◆ **ITEMS**:
"""

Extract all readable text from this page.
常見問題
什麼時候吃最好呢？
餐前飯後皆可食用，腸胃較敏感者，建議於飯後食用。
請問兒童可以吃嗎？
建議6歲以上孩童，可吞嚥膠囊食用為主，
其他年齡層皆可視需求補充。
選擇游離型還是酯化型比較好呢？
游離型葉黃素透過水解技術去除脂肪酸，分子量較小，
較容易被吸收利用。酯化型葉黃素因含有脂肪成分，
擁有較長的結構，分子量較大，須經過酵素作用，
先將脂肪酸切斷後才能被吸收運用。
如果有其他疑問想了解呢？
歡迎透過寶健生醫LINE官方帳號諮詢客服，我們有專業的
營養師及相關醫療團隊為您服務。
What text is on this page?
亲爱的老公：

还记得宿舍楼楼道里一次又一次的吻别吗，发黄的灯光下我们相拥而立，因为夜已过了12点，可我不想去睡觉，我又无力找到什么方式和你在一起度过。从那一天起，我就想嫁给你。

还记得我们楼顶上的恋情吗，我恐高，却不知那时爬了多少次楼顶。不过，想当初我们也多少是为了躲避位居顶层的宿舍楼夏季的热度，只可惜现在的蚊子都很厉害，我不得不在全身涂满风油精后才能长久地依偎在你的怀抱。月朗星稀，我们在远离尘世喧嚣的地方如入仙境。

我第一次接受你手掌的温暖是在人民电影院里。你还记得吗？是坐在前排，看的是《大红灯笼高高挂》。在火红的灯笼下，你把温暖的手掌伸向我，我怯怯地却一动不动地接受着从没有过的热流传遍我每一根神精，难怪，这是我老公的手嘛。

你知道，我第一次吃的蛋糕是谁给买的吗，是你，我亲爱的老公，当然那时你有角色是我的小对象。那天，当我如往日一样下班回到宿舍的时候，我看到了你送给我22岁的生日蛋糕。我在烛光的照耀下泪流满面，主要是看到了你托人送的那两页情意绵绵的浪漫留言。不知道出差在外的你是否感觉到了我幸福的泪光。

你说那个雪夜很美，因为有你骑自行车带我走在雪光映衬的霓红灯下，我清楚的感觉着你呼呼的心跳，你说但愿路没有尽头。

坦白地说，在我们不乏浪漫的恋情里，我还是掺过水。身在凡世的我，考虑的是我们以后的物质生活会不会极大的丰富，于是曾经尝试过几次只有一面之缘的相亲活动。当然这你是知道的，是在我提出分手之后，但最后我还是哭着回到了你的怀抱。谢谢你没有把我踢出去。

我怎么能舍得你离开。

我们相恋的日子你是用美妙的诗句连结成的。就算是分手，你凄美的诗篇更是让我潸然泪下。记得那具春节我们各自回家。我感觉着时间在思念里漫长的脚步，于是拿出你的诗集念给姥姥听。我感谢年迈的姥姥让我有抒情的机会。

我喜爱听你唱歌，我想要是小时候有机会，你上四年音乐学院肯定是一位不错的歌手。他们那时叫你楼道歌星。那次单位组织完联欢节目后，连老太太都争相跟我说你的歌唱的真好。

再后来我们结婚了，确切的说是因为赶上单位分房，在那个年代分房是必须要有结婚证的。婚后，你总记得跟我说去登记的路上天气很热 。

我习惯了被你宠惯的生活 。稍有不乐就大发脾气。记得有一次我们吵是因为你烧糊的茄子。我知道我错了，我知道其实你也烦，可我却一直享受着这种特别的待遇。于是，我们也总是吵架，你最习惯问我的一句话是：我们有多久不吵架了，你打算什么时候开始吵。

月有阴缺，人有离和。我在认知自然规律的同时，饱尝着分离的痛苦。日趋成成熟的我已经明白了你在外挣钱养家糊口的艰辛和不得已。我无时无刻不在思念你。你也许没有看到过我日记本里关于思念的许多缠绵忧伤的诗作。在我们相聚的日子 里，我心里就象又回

"""

◆ **WHAT YOU WILL DO**:
Reproduce every line of the listing above in which the string "text" appears.

◆ **ANSWER TO THE PROBLEM**:
Extract all readable text from this page.
What text is on this page?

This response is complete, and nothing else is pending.